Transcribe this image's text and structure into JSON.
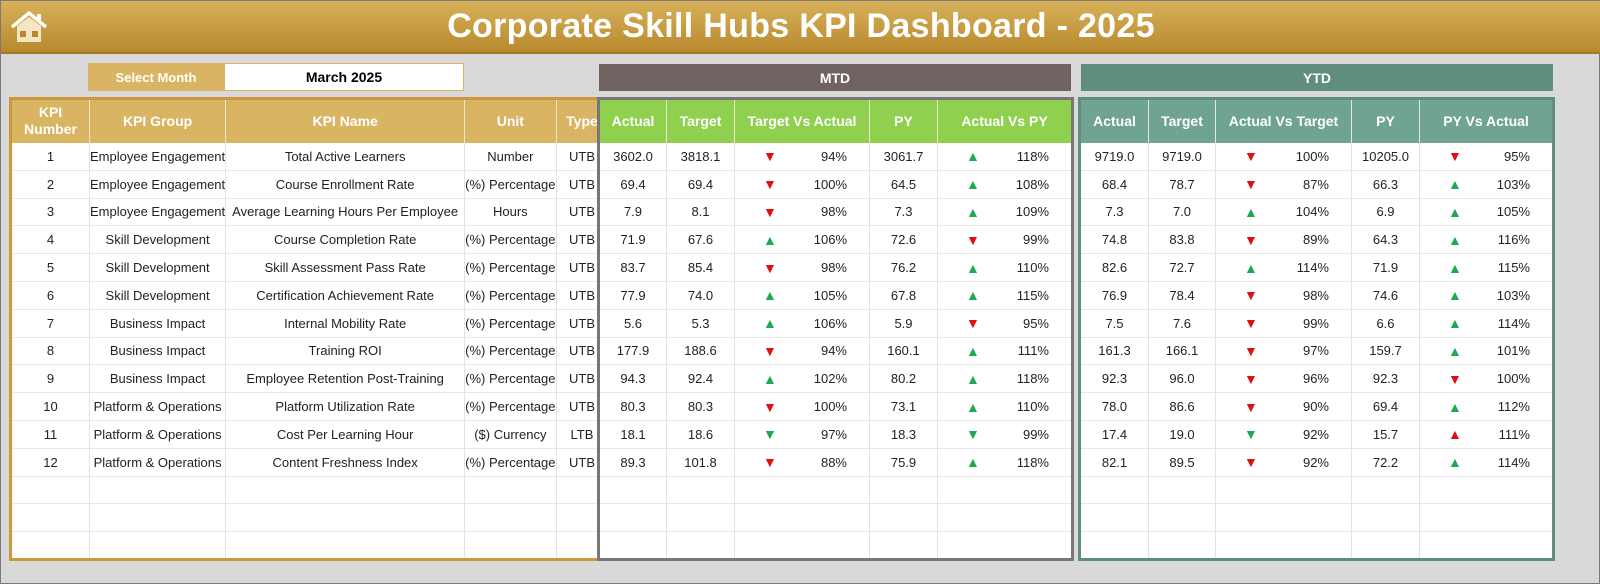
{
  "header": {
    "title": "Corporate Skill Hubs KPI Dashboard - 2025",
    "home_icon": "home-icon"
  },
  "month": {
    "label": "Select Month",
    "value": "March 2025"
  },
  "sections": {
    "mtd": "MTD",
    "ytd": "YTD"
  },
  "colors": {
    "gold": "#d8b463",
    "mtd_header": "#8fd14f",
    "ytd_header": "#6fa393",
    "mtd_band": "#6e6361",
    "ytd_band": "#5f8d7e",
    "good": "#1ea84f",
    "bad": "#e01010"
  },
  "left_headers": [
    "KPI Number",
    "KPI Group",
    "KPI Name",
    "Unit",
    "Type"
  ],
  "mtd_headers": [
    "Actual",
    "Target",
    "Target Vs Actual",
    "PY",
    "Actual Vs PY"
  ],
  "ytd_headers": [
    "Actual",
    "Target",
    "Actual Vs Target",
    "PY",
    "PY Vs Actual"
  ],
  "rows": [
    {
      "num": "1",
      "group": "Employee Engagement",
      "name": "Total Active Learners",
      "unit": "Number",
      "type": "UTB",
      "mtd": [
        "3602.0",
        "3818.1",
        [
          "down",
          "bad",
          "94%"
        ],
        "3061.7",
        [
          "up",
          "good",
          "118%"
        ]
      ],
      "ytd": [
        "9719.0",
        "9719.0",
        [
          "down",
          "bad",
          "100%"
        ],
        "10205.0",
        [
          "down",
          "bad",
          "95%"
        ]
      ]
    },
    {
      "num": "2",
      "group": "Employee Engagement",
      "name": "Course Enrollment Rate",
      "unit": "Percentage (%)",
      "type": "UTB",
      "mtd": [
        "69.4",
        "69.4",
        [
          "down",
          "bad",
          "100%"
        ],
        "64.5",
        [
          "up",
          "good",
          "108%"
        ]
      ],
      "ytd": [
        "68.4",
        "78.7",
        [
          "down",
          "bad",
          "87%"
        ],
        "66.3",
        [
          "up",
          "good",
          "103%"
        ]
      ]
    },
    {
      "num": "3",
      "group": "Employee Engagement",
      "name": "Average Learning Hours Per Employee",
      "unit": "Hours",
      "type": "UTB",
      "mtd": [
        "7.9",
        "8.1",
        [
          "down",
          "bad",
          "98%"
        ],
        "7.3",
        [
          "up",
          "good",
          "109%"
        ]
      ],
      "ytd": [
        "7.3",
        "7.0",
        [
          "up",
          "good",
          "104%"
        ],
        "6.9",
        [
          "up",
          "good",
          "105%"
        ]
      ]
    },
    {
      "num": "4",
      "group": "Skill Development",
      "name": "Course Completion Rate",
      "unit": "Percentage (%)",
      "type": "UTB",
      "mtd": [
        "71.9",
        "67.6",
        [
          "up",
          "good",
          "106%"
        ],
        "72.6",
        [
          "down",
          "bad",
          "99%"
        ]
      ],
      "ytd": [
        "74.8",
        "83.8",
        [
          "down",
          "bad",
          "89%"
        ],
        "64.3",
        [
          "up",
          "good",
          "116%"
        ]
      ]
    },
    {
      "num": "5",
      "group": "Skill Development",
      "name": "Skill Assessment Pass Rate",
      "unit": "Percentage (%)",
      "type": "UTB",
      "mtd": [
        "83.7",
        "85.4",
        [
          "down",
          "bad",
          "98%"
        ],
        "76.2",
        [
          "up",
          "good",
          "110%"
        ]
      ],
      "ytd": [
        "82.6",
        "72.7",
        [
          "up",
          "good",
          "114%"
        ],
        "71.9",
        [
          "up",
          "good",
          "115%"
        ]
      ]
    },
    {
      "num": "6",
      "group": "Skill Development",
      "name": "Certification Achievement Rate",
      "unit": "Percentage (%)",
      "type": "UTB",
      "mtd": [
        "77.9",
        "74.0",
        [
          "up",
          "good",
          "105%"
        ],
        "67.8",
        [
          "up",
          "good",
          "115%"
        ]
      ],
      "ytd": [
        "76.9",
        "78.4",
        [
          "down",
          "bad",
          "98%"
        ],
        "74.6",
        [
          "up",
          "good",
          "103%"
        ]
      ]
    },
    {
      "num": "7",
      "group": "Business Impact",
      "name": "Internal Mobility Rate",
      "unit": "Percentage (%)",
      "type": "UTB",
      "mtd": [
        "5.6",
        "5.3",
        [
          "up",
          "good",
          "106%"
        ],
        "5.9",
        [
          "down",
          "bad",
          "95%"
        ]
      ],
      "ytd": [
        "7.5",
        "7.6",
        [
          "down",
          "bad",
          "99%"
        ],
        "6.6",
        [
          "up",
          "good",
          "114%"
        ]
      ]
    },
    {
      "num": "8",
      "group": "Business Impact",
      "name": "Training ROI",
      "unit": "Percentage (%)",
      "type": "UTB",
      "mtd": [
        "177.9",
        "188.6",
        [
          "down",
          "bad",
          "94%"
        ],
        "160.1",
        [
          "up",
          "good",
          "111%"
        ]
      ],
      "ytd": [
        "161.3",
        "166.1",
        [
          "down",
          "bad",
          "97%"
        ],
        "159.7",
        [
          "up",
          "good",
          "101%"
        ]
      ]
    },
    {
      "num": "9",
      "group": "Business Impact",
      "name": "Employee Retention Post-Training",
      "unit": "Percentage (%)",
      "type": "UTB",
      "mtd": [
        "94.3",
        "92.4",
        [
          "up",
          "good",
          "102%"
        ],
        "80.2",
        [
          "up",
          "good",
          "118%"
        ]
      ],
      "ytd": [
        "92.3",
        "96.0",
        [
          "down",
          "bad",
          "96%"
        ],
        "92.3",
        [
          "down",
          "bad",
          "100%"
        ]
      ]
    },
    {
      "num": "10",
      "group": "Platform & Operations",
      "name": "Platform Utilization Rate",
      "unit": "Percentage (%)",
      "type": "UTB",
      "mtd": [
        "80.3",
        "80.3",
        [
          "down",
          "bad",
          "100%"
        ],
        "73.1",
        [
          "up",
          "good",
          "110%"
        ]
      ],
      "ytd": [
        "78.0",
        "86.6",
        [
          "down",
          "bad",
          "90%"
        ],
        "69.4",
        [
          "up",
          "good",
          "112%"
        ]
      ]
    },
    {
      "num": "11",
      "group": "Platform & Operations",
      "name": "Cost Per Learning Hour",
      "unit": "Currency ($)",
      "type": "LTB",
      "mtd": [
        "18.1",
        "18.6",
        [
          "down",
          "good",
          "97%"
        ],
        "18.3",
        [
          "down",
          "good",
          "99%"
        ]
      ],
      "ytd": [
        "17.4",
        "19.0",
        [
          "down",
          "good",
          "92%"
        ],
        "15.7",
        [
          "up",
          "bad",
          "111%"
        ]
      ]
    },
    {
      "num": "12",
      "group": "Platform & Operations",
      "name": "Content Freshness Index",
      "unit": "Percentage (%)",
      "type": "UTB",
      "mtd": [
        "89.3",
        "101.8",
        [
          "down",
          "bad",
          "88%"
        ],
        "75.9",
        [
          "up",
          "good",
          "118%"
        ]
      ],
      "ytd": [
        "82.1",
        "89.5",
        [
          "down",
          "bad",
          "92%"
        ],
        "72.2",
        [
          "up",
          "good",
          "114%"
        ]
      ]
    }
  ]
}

----

Problem requirements >> Give every line back word for word and leave the pictures out.

Exercise answer >>
Transcribe this image's text and structure into JSON.
{
  "header": {
    "title": "Corporate Skill Hubs KPI Dashboard - 2025",
    "home_icon": "home-icon"
  },
  "month": {
    "label": "Select Month",
    "value": "March 2025"
  },
  "sections": {
    "mtd": "MTD",
    "ytd": "YTD"
  },
  "colors": {
    "gold": "#d8b463",
    "mtd_header": "#8fd14f",
    "ytd_header": "#6fa393",
    "mtd_band": "#6e6361",
    "ytd_band": "#5f8d7e",
    "good": "#1ea84f",
    "bad": "#e01010"
  },
  "left_headers": [
    "KPI Number",
    "KPI Group",
    "KPI Name",
    "Unit",
    "Type"
  ],
  "mtd_headers": [
    "Actual",
    "Target",
    "Target Vs Actual",
    "PY",
    "Actual Vs PY"
  ],
  "ytd_headers": [
    "Actual",
    "Target",
    "Actual Vs Target",
    "PY",
    "PY Vs Actual"
  ],
  "rows": [
    {
      "num": "1",
      "group": "Employee Engagement",
      "name": "Total Active Learners",
      "unit": "Number",
      "type": "UTB",
      "mtd": [
        "3602.0",
        "3818.1",
        [
          "down",
          "bad",
          "94%"
        ],
        "3061.7",
        [
          "up",
          "good",
          "118%"
        ]
      ],
      "ytd": [
        "9719.0",
        "9719.0",
        [
          "down",
          "bad",
          "100%"
        ],
        "10205.0",
        [
          "down",
          "bad",
          "95%"
        ]
      ]
    },
    {
      "num": "2",
      "group": "Employee Engagement",
      "name": "Course Enrollment Rate",
      "unit": "Percentage (%)",
      "type": "UTB",
      "mtd": [
        "69.4",
        "69.4",
        [
          "down",
          "bad",
          "100%"
        ],
        "64.5",
        [
          "up",
          "good",
          "108%"
        ]
      ],
      "ytd": [
        "68.4",
        "78.7",
        [
          "down",
          "bad",
          "87%"
        ],
        "66.3",
        [
          "up",
          "good",
          "103%"
        ]
      ]
    },
    {
      "num": "3",
      "group": "Employee Engagement",
      "name": "Average Learning Hours Per Employee",
      "unit": "Hours",
      "type": "UTB",
      "mtd": [
        "7.9",
        "8.1",
        [
          "down",
          "bad",
          "98%"
        ],
        "7.3",
        [
          "up",
          "good",
          "109%"
        ]
      ],
      "ytd": [
        "7.3",
        "7.0",
        [
          "up",
          "good",
          "104%"
        ],
        "6.9",
        [
          "up",
          "good",
          "105%"
        ]
      ]
    },
    {
      "num": "4",
      "group": "Skill Development",
      "name": "Course Completion Rate",
      "unit": "Percentage (%)",
      "type": "UTB",
      "mtd": [
        "71.9",
        "67.6",
        [
          "up",
          "good",
          "106%"
        ],
        "72.6",
        [
          "down",
          "bad",
          "99%"
        ]
      ],
      "ytd": [
        "74.8",
        "83.8",
        [
          "down",
          "bad",
          "89%"
        ],
        "64.3",
        [
          "up",
          "good",
          "116%"
        ]
      ]
    },
    {
      "num": "5",
      "group": "Skill Development",
      "name": "Skill Assessment Pass Rate",
      "unit": "Percentage (%)",
      "type": "UTB",
      "mtd": [
        "83.7",
        "85.4",
        [
          "down",
          "bad",
          "98%"
        ],
        "76.2",
        [
          "up",
          "good",
          "110%"
        ]
      ],
      "ytd": [
        "82.6",
        "72.7",
        [
          "up",
          "good",
          "114%"
        ],
        "71.9",
        [
          "up",
          "good",
          "115%"
        ]
      ]
    },
    {
      "num": "6",
      "group": "Skill Development",
      "name": "Certification Achievement Rate",
      "unit": "Percentage (%)",
      "type": "UTB",
      "mtd": [
        "77.9",
        "74.0",
        [
          "up",
          "good",
          "105%"
        ],
        "67.8",
        [
          "up",
          "good",
          "115%"
        ]
      ],
      "ytd": [
        "76.9",
        "78.4",
        [
          "down",
          "bad",
          "98%"
        ],
        "74.6",
        [
          "up",
          "good",
          "103%"
        ]
      ]
    },
    {
      "num": "7",
      "group": "Business Impact",
      "name": "Internal Mobility Rate",
      "unit": "Percentage (%)",
      "type": "UTB",
      "mtd": [
        "5.6",
        "5.3",
        [
          "up",
          "good",
          "106%"
        ],
        "5.9",
        [
          "down",
          "bad",
          "95%"
        ]
      ],
      "ytd": [
        "7.5",
        "7.6",
        [
          "down",
          "bad",
          "99%"
        ],
        "6.6",
        [
          "up",
          "good",
          "114%"
        ]
      ]
    },
    {
      "num": "8",
      "group": "Business Impact",
      "name": "Training ROI",
      "unit": "Percentage (%)",
      "type": "UTB",
      "mtd": [
        "177.9",
        "188.6",
        [
          "down",
          "bad",
          "94%"
        ],
        "160.1",
        [
          "up",
          "good",
          "111%"
        ]
      ],
      "ytd": [
        "161.3",
        "166.1",
        [
          "down",
          "bad",
          "97%"
        ],
        "159.7",
        [
          "up",
          "good",
          "101%"
        ]
      ]
    },
    {
      "num": "9",
      "group": "Business Impact",
      "name": "Employee Retention Post-Training",
      "unit": "Percentage (%)",
      "type": "UTB",
      "mtd": [
        "94.3",
        "92.4",
        [
          "up",
          "good",
          "102%"
        ],
        "80.2",
        [
          "up",
          "good",
          "118%"
        ]
      ],
      "ytd": [
        "92.3",
        "96.0",
        [
          "down",
          "bad",
          "96%"
        ],
        "92.3",
        [
          "down",
          "bad",
          "100%"
        ]
      ]
    },
    {
      "num": "10",
      "group": "Platform & Operations",
      "name": "Platform Utilization Rate",
      "unit": "Percentage (%)",
      "type": "UTB",
      "mtd": [
        "80.3",
        "80.3",
        [
          "down",
          "bad",
          "100%"
        ],
        "73.1",
        [
          "up",
          "good",
          "110%"
        ]
      ],
      "ytd": [
        "78.0",
        "86.6",
        [
          "down",
          "bad",
          "90%"
        ],
        "69.4",
        [
          "up",
          "good",
          "112%"
        ]
      ]
    },
    {
      "num": "11",
      "group": "Platform & Operations",
      "name": "Cost Per Learning Hour",
      "unit": "Currency ($)",
      "type": "LTB",
      "mtd": [
        "18.1",
        "18.6",
        [
          "down",
          "good",
          "97%"
        ],
        "18.3",
        [
          "down",
          "good",
          "99%"
        ]
      ],
      "ytd": [
        "17.4",
        "19.0",
        [
          "down",
          "good",
          "92%"
        ],
        "15.7",
        [
          "up",
          "bad",
          "111%"
        ]
      ]
    },
    {
      "num": "12",
      "group": "Platform & Operations",
      "name": "Content Freshness Index",
      "unit": "Percentage (%)",
      "type": "UTB",
      "mtd": [
        "89.3",
        "101.8",
        [
          "down",
          "bad",
          "88%"
        ],
        "75.9",
        [
          "up",
          "good",
          "118%"
        ]
      ],
      "ytd": [
        "82.1",
        "89.5",
        [
          "down",
          "bad",
          "92%"
        ],
        "72.2",
        [
          "up",
          "good",
          "114%"
        ]
      ]
    }
  ]
}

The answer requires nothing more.